* [WHAT YOU HAVE TO DO] Pictures aside, repeat every entry exactly.

──────── THE INPUT

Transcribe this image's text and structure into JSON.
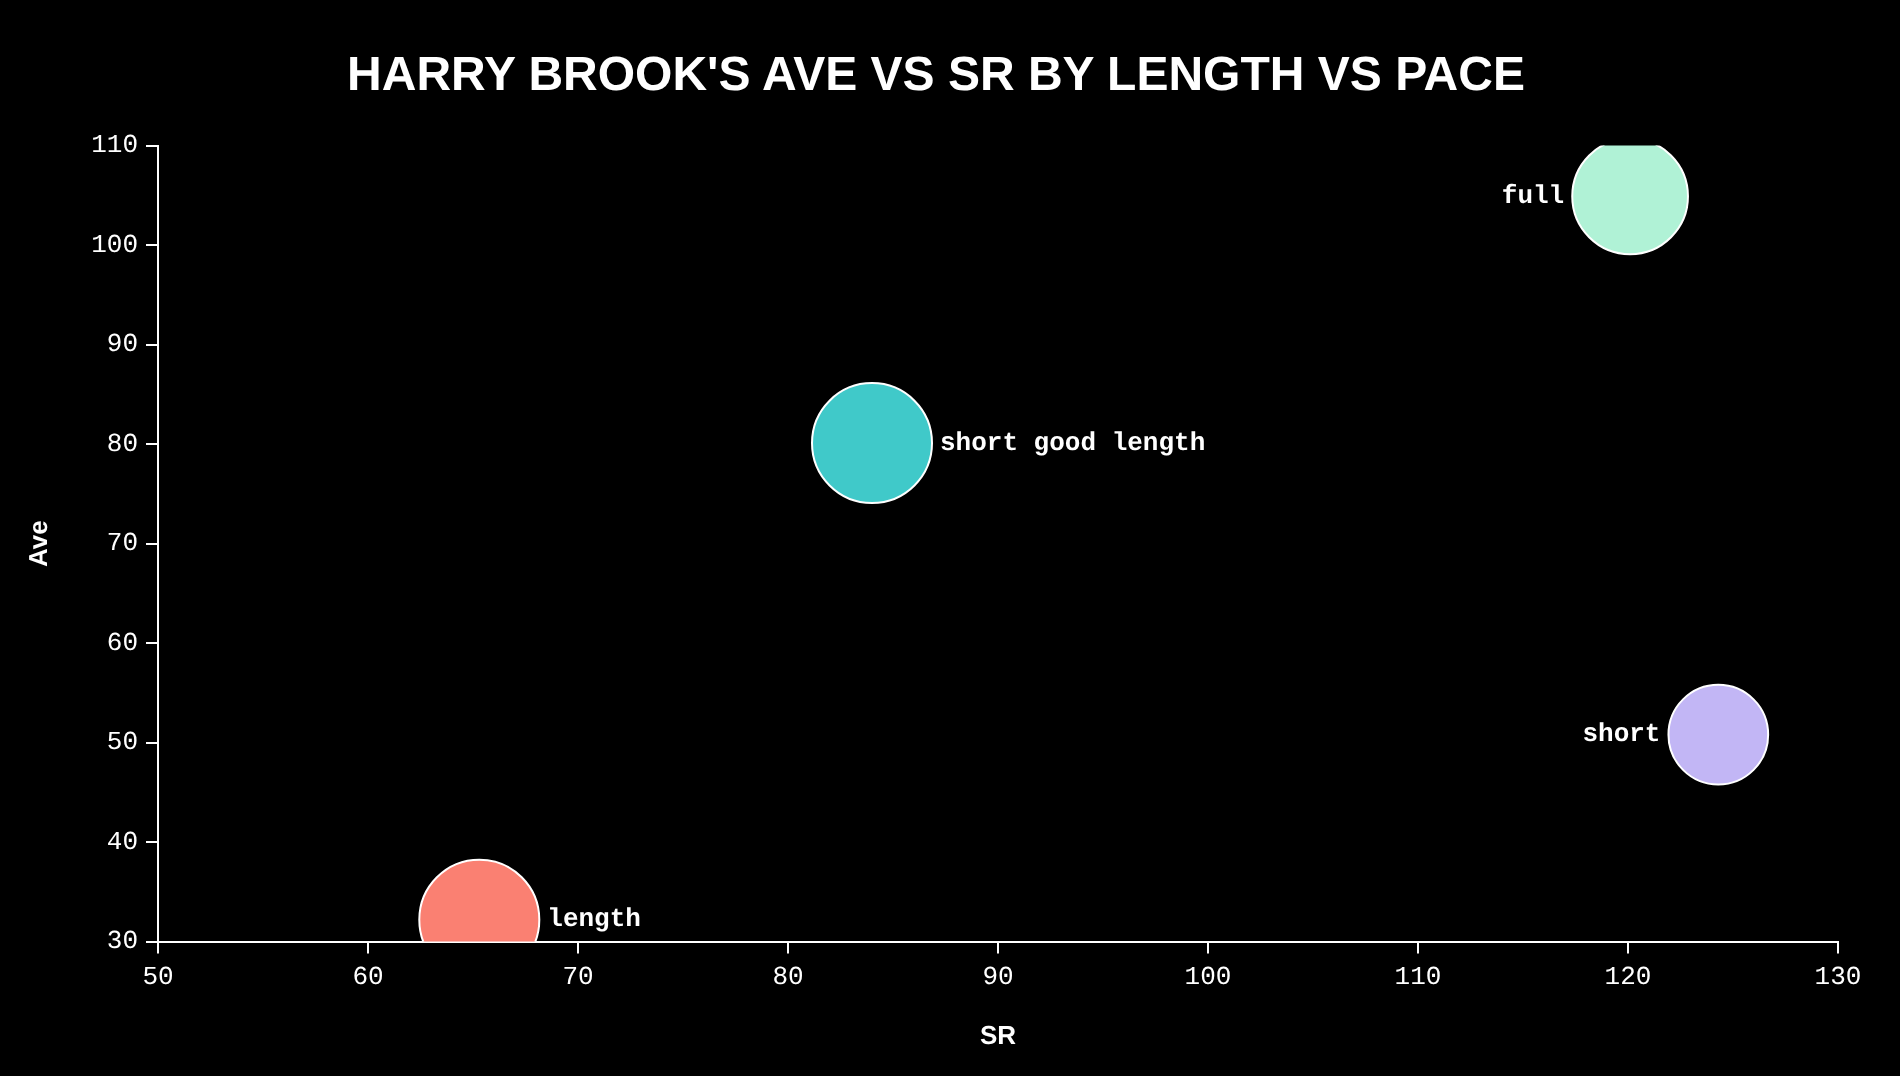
{
  "chart_data": {
    "type": "bubble",
    "title": "HARRY BROOK'S AVE VS SR BY LENGTH VS PACE",
    "xlabel": "SR",
    "ylabel": "Ave",
    "xlim": [
      50,
      130
    ],
    "xticks": [
      50,
      60,
      70,
      80,
      90,
      100,
      110,
      120,
      130
    ],
    "ylim": [
      30,
      110
    ],
    "yticks": [
      30,
      40,
      50,
      60,
      70,
      80,
      90,
      100,
      110
    ],
    "grid": false,
    "legend": false,
    "series": [
      {
        "name": "full",
        "color": "#b0f2d6",
        "x": [
          120.1
        ],
        "values": [
          104.9
        ],
        "sizes": [
          0.93
        ]
      },
      {
        "name": "short good length",
        "color": "#40c9c9",
        "x": [
          84.0
        ],
        "values": [
          80.1
        ],
        "sizes": [
          1
        ]
      },
      {
        "name": "short",
        "color": "#c2b6f5",
        "x": [
          124.3
        ],
        "values": [
          50.8
        ],
        "sizes": [
          0.69
        ]
      },
      {
        "name": "length",
        "color": "#fa8072",
        "x": [
          65.3
        ],
        "values": [
          32.2
        ],
        "sizes": [
          1
        ]
      }
    ]
  }
}
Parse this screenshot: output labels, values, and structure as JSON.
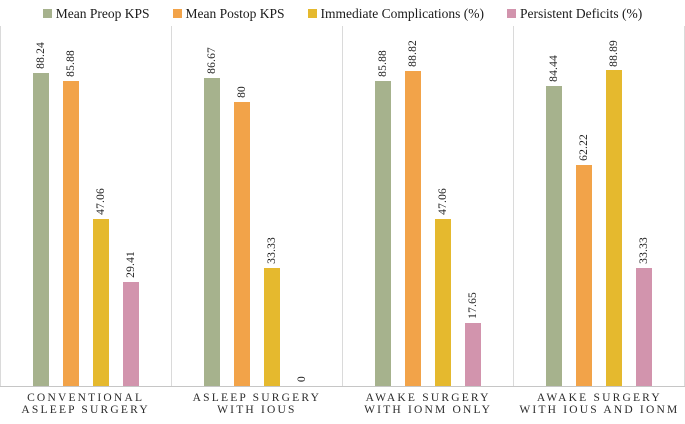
{
  "chart_data": {
    "type": "bar",
    "title": "",
    "xlabel": "",
    "ylabel": "",
    "ylim": [
      0,
      100
    ],
    "grid": false,
    "legend_position": "top",
    "value_label_rotation": 90,
    "categories": [
      "CONVENTIONAL ASLEEP SURGERY",
      "ASLEEP SURGERY WITH IOUS",
      "AWAKE SURGERY WITH IONM ONLY",
      "AWAKE SURGERY WITH IOUS AND IONM"
    ],
    "category_lines": [
      [
        "CONVENTIONAL",
        "ASLEEP SURGERY"
      ],
      [
        "ASLEEP SURGERY",
        "WITH IOUS"
      ],
      [
        "AWAKE SURGERY",
        "WITH IONM ONLY"
      ],
      [
        "AWAKE SURGERY",
        "WITH IOUS AND IONM"
      ]
    ],
    "series": [
      {
        "name": "Mean Preop KPS",
        "color": "#a6b28d",
        "values": [
          88.24,
          86.67,
          85.88,
          84.44
        ]
      },
      {
        "name": "Mean Postop KPS",
        "color": "#f2a349",
        "values": [
          85.88,
          80.0,
          88.82,
          62.22
        ]
      },
      {
        "name": "Immediate Complications (%)",
        "color": "#e5b92e",
        "values": [
          47.06,
          33.33,
          47.06,
          88.89
        ]
      },
      {
        "name": "Persistent Deficits (%)",
        "color": "#d294ad",
        "values": [
          29.41,
          0.0,
          17.65,
          33.33
        ]
      }
    ],
    "value_labels": [
      [
        "88.24",
        "85.88",
        "47.06",
        "29.41"
      ],
      [
        "86.67",
        "80",
        "33.33",
        "0"
      ],
      [
        "85.88",
        "88.82",
        "47.06",
        "17.65"
      ],
      [
        "84.44",
        "62.22",
        "88.89",
        "33.33"
      ]
    ]
  },
  "colors": {
    "background": "#ffffff",
    "panel_border": "#dadada",
    "axis_line": "#c6c6c6",
    "text": "#1a1a1a"
  }
}
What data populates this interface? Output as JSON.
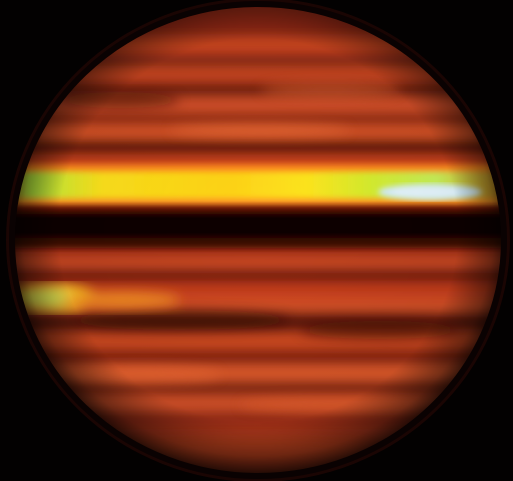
{
  "image": {
    "subject": "planet-thermal-infrared",
    "palette": {
      "background": "#030101",
      "limb": "#3a0a04",
      "base_band": "#b8341a",
      "light_band": "#e0562a",
      "dark_band": "#4a0d06",
      "hot_yellow": "#ffd21a",
      "hot_green": "#9cf23a",
      "hottest": "#bfe8ff"
    }
  }
}
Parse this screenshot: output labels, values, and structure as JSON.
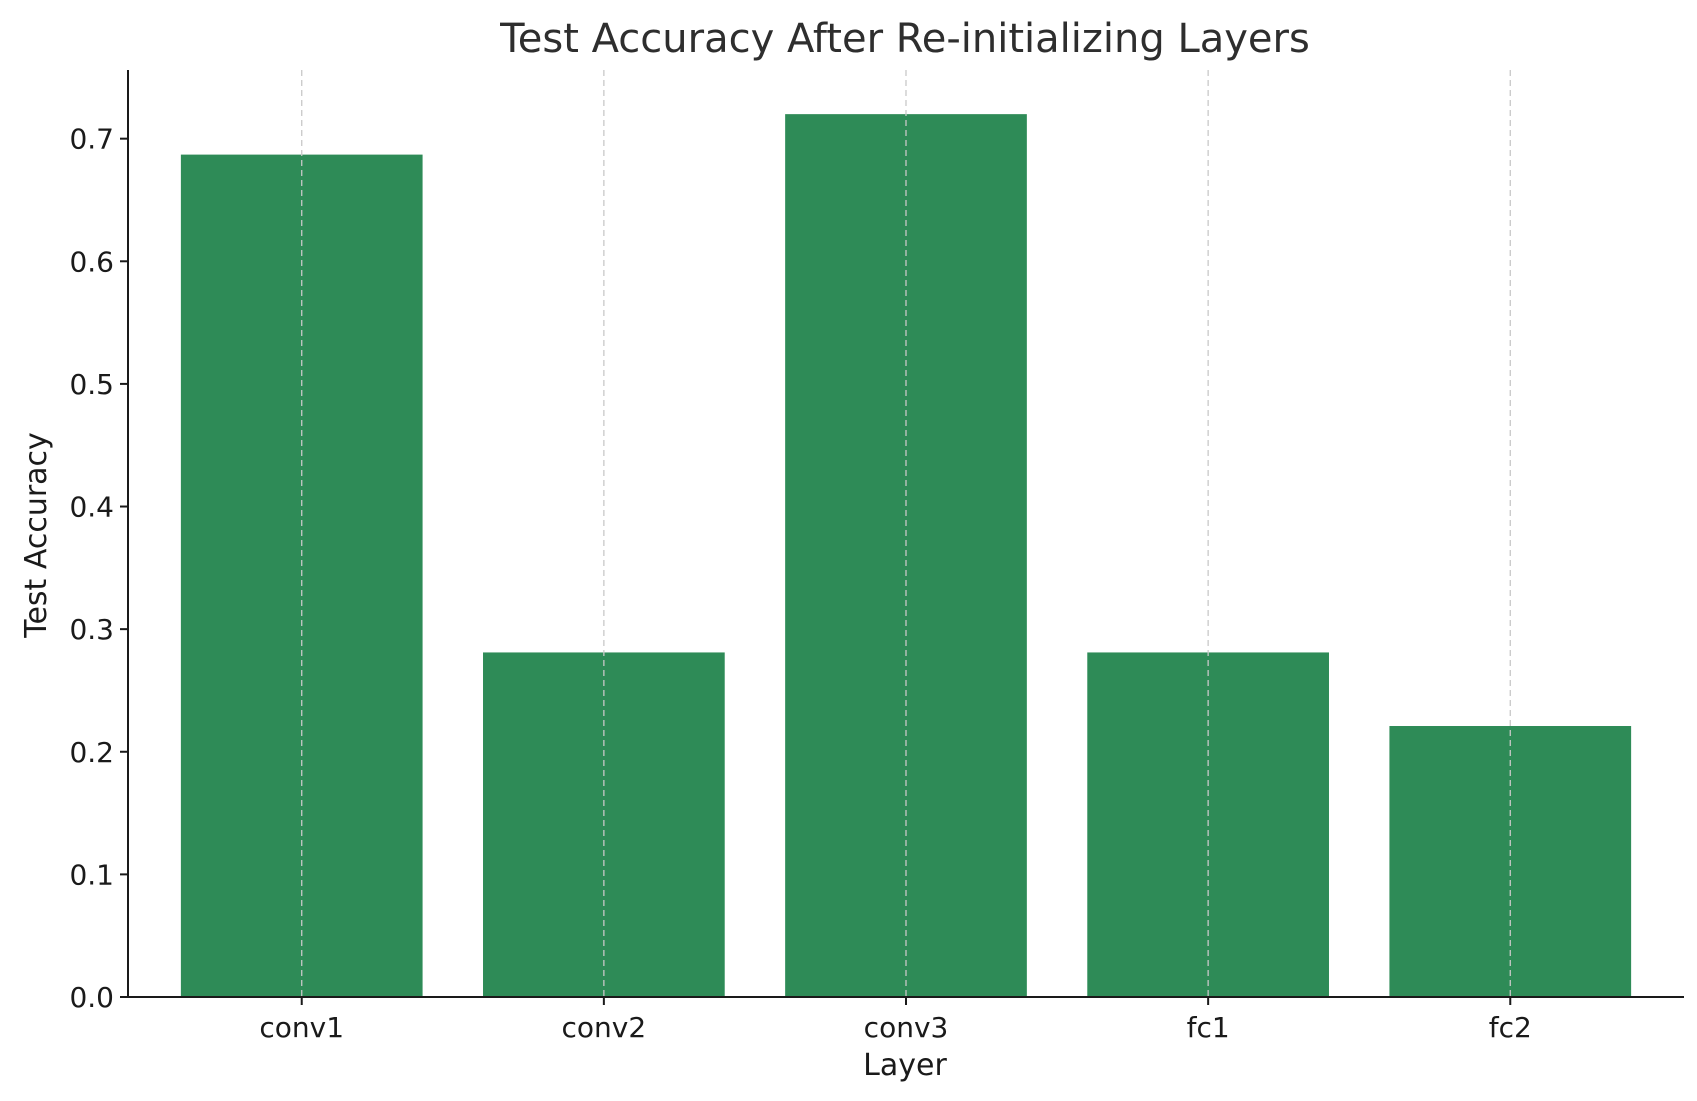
{
  "chart_data": {
    "type": "bar",
    "title": "Test Accuracy After Re-initializing Layers",
    "xlabel": "Layer",
    "ylabel": "Test Accuracy",
    "categories": [
      "conv1",
      "conv2",
      "conv3",
      "fc1",
      "fc2"
    ],
    "values": [
      0.687,
      0.281,
      0.72,
      0.281,
      0.221
    ],
    "ylim": [
      0,
      0.756
    ],
    "yticks": [
      "0.0",
      "0.1",
      "0.2",
      "0.3",
      "0.4",
      "0.5",
      "0.6",
      "0.7"
    ],
    "grid": "vertical-dashed",
    "bar_color": "#2e8b57",
    "grid_color": "#c8c8c8"
  }
}
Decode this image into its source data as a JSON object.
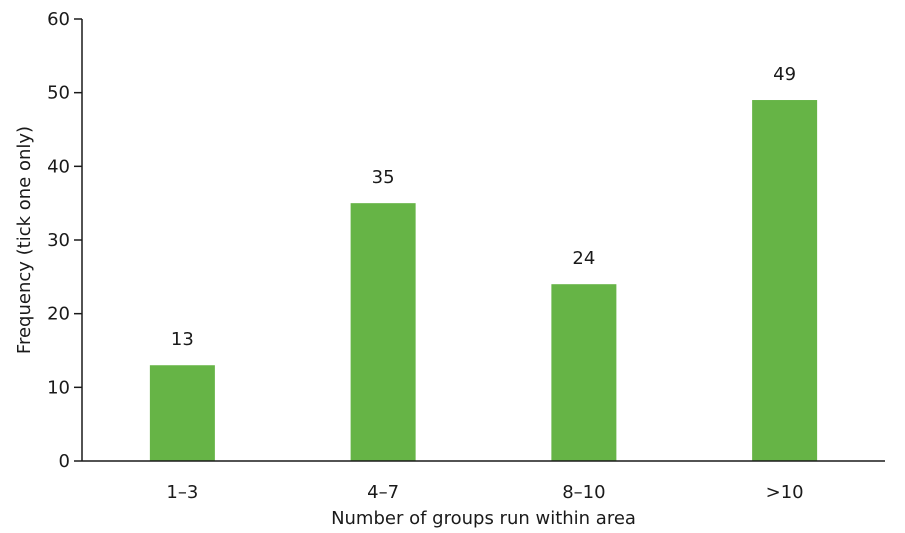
{
  "chart_data": {
    "type": "bar",
    "categories": [
      "1–3",
      "4–7",
      "8–10",
      ">10"
    ],
    "values": [
      13,
      35,
      24,
      49
    ],
    "ylim": [
      0,
      60
    ],
    "yticks": [
      0,
      10,
      20,
      30,
      40,
      50,
      60
    ],
    "xlabel": "Number of groups run within area",
    "ylabel": "Frequency (tick one only)",
    "grid": false,
    "legend": "none",
    "bar_color": "#66b446",
    "axis_color": "#1a1a1a"
  }
}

────────────────

* [EXERCISE RESULT]
Transcribe this image's text and structure into JSON.
{
  "chart_data": {
    "type": "bubble",
    "title": "HARRY BROOK'S AVE VS SR BY LENGTH VS PACE",
    "xlabel": "SR",
    "ylabel": "Ave",
    "xlim": [
      50,
      130
    ],
    "xticks": [
      50,
      60,
      70,
      80,
      90,
      100,
      110,
      120,
      130
    ],
    "ylim": [
      30,
      110
    ],
    "yticks": [
      30,
      40,
      50,
      60,
      70,
      80,
      90,
      100,
      110
    ],
    "grid": false,
    "legend": false,
    "series": [
      {
        "name": "full",
        "color": "#b0f2d6",
        "x": [
          120.1
        ],
        "values": [
          104.9
        ],
        "sizes": [
          0.93
        ]
      },
      {
        "name": "short good length",
        "color": "#40c9c9",
        "x": [
          84.0
        ],
        "values": [
          80.1
        ],
        "sizes": [
          1
        ]
      },
      {
        "name": "short",
        "color": "#c2b6f5",
        "x": [
          124.3
        ],
        "values": [
          50.8
        ],
        "sizes": [
          0.69
        ]
      },
      {
        "name": "length",
        "color": "#fa8072",
        "x": [
          65.3
        ],
        "values": [
          32.2
        ],
        "sizes": [
          1
        ]
      }
    ]
  }
}
Parse this screenshot: output labels, values, and structure as JSON.
{
  "chart_data": {
    "type": "bar",
    "title": "",
    "xlabel": "",
    "ylabel": "",
    "ylim": [
      0,
      100
    ],
    "grid": false,
    "legend_position": "top",
    "value_label_rotation": 90,
    "categories": [
      "CONVENTIONAL ASLEEP SURGERY",
      "ASLEEP SURGERY WITH IOUS",
      "AWAKE SURGERY WITH IONM ONLY",
      "AWAKE SURGERY WITH IOUS AND IONM"
    ],
    "category_lines": [
      [
        "CONVENTIONAL",
        "ASLEEP SURGERY"
      ],
      [
        "ASLEEP SURGERY",
        "WITH IOUS"
      ],
      [
        "AWAKE SURGERY",
        "WITH IONM ONLY"
      ],
      [
        "AWAKE SURGERY",
        "WITH IOUS AND IONM"
      ]
    ],
    "series": [
      {
        "name": "Mean Preop KPS",
        "color": "#a6b28d",
        "values": [
          88.24,
          86.67,
          85.88,
          84.44
        ]
      },
      {
        "name": "Mean Postop KPS",
        "color": "#f2a349",
        "values": [
          85.88,
          80.0,
          88.82,
          62.22
        ]
      },
      {
        "name": "Immediate Complications (%)",
        "color": "#e5b92e",
        "values": [
          47.06,
          33.33,
          47.06,
          88.89
        ]
      },
      {
        "name": "Persistent Deficits (%)",
        "color": "#d294ad",
        "values": [
          29.41,
          0.0,
          17.65,
          33.33
        ]
      }
    ],
    "value_labels": [
      [
        "88.24",
        "85.88",
        "47.06",
        "29.41"
      ],
      [
        "86.67",
        "80",
        "33.33",
        "0"
      ],
      [
        "85.88",
        "88.82",
        "47.06",
        "17.65"
      ],
      [
        "84.44",
        "62.22",
        "88.89",
        "33.33"
      ]
    ]
  },
  "colors": {
    "background": "#ffffff",
    "panel_border": "#dadada",
    "axis_line": "#c6c6c6",
    "text": "#1a1a1a"
  }
}
What data populates this interface? Output as JSON.
{
  "image": {
    "subject": "planet-thermal-infrared",
    "palette": {
      "background": "#030101",
      "limb": "#3a0a04",
      "base_band": "#b8341a",
      "light_band": "#e0562a",
      "dark_band": "#4a0d06",
      "hot_yellow": "#ffd21a",
      "hot_green": "#9cf23a",
      "hottest": "#bfe8ff"
    }
  }
}
Parse this screenshot: output labels, values, and structure as JSON.
{
  "chart_data": {
    "type": "bar",
    "title": "Test Accuracy After Re-initializing Layers",
    "xlabel": "Layer",
    "ylabel": "Test Accuracy",
    "categories": [
      "conv1",
      "conv2",
      "conv3",
      "fc1",
      "fc2"
    ],
    "values": [
      0.687,
      0.281,
      0.72,
      0.281,
      0.221
    ],
    "ylim": [
      0,
      0.756
    ],
    "yticks": [
      "0.0",
      "0.1",
      "0.2",
      "0.3",
      "0.4",
      "0.5",
      "0.6",
      "0.7"
    ],
    "grid": "vertical-dashed",
    "bar_color": "#2e8b57",
    "grid_color": "#c8c8c8"
  }
}
Decode this image into its source data as a JSON object.
{
  "chart_data": {
    "type": "bar",
    "categories": [
      "1–3",
      "4–7",
      "8–10",
      ">10"
    ],
    "values": [
      13,
      35,
      24,
      49
    ],
    "ylim": [
      0,
      60
    ],
    "yticks": [
      0,
      10,
      20,
      30,
      40,
      50,
      60
    ],
    "xlabel": "Number of groups run within area",
    "ylabel": "Frequency (tick one only)",
    "grid": false,
    "legend": "none",
    "bar_color": "#66b446",
    "axis_color": "#1a1a1a"
  }
}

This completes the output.